◆ **Problem to work on**:
Write out the records that appear below, verbatim and complete, but without pictures.

◆ **Input**:
++++++

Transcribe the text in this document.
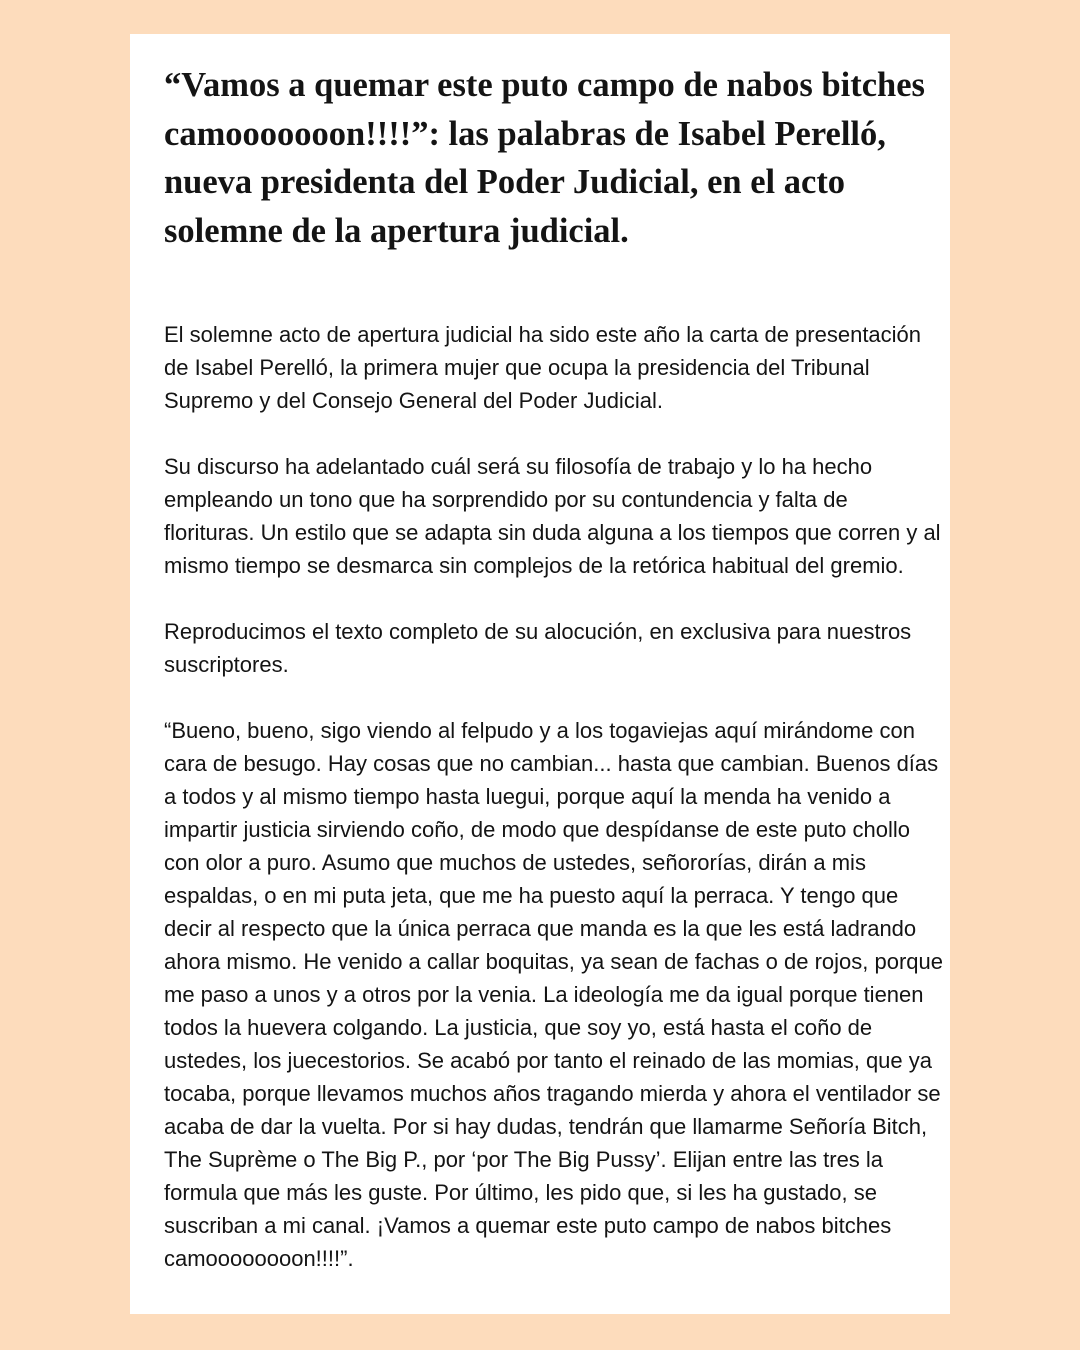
“Vamos a quemar este puto campo de nabos bitches
camooooooon!!!!”: las palabras de Isabel Perelló,
nueva presidenta del Poder Judicial, en el acto
solemne de la apertura judicial.

El solemne acto de apertura judicial ha sido este año la carta de presentación
de Isabel Perelló, la primera mujer que ocupa la presidencia del Tribunal
Supremo y del Consejo General del Poder Judicial.

Su discurso ha adelantado cuál será su filosofía de trabajo y lo ha hecho
empleando un tono que ha sorprendido por su contundencia y falta de
florituras. Un estilo que se adapta sin duda alguna a los tiempos que corren y al
mismo tiempo se desmarca sin complejos de la retórica habitual del gremio.

Reproducimos el texto completo de su alocución, en exclusiva para nuestros
suscriptores.

“Bueno, bueno, sigo viendo al felpudo y a los togaviejas aquí mirándome con
cara de besugo. Hay cosas que no cambian... hasta que cambian. Buenos días
a todos y al mismo tiempo hasta luegui, porque aquí la menda ha venido a
impartir justicia sirviendo coño, de modo que despídanse de este puto chollo
con olor a puro. Asumo que muchos de ustedes, señororías, dirán a mis
espaldas, o en mi puta jeta, que me ha puesto aquí la perraca. Y tengo que
decir al respecto que la única perraca que manda es la que les está ladrando
ahora mismo. He venido a callar boquitas, ya sean de fachas o de rojos, porque
me paso a unos y a otros por la venia. La ideología me da igual porque tienen
todos la huevera colgando. La justicia, que soy yo, está hasta el coño de
ustedes, los juecestorios. Se acabó por tanto el reinado de las momias, que ya
tocaba, porque llevamos muchos años tragando mierda y ahora el ventilador se
acaba de dar la vuelta. Por si hay dudas, tendrán que llamarme Señoría Bitch,
The Suprème o The Big P., por ‘por The Big Pussy’. Elijan entre las tres la
formula que más les guste. Por último, les pido que, si les ha gustado, se
suscriban a mi canal. ¡Vamos a quemar este puto campo de nabos bitches
camoooooooon!!!!”.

++++++

◆ **Completed task**:
Transcribe the text in this document.
“Vamos a quemar este puto campo de nabos bitches
camooooooon!!!!”: las palabras de Isabel Perelló,
nueva presidenta del Poder Judicial, en el acto
solemne de la apertura judicial.

El solemne acto de apertura judicial ha sido este año la carta de presentación
de Isabel Perelló, la primera mujer que ocupa la presidencia del Tribunal
Supremo y del Consejo General del Poder Judicial.

Su discurso ha adelantado cuál será su filosofía de trabajo y lo ha hecho
empleando un tono que ha sorprendido por su contundencia y falta de
florituras. Un estilo que se adapta sin duda alguna a los tiempos que corren y al
mismo tiempo se desmarca sin complejos de la retórica habitual del gremio.

Reproducimos el texto completo de su alocución, en exclusiva para nuestros
suscriptores.

“Bueno, bueno, sigo viendo al felpudo y a los togaviejas aquí mirándome con
cara de besugo. Hay cosas que no cambian... hasta que cambian. Buenos días
a todos y al mismo tiempo hasta luegui, porque aquí la menda ha venido a
impartir justicia sirviendo coño, de modo que despídanse de este puto chollo
con olor a puro. Asumo que muchos de ustedes, señororías, dirán a mis
espaldas, o en mi puta jeta, que me ha puesto aquí la perraca. Y tengo que
decir al respecto que la única perraca que manda es la que les está ladrando
ahora mismo. He venido a callar boquitas, ya sean de fachas o de rojos, porque
me paso a unos y a otros por la venia. La ideología me da igual porque tienen
todos la huevera colgando. La justicia, que soy yo, está hasta el coño de
ustedes, los juecestorios. Se acabó por tanto el reinado de las momias, que ya
tocaba, porque llevamos muchos años tragando mierda y ahora el ventilador se
acaba de dar la vuelta. Por si hay dudas, tendrán que llamarme Señoría Bitch,
The Suprème o The Big P., por ‘por The Big Pussy’. Elijan entre las tres la
formula que más les guste. Por último, les pido que, si les ha gustado, se
suscriban a mi canal. ¡Vamos a quemar este puto campo de nabos bitches
camoooooooon!!!!”.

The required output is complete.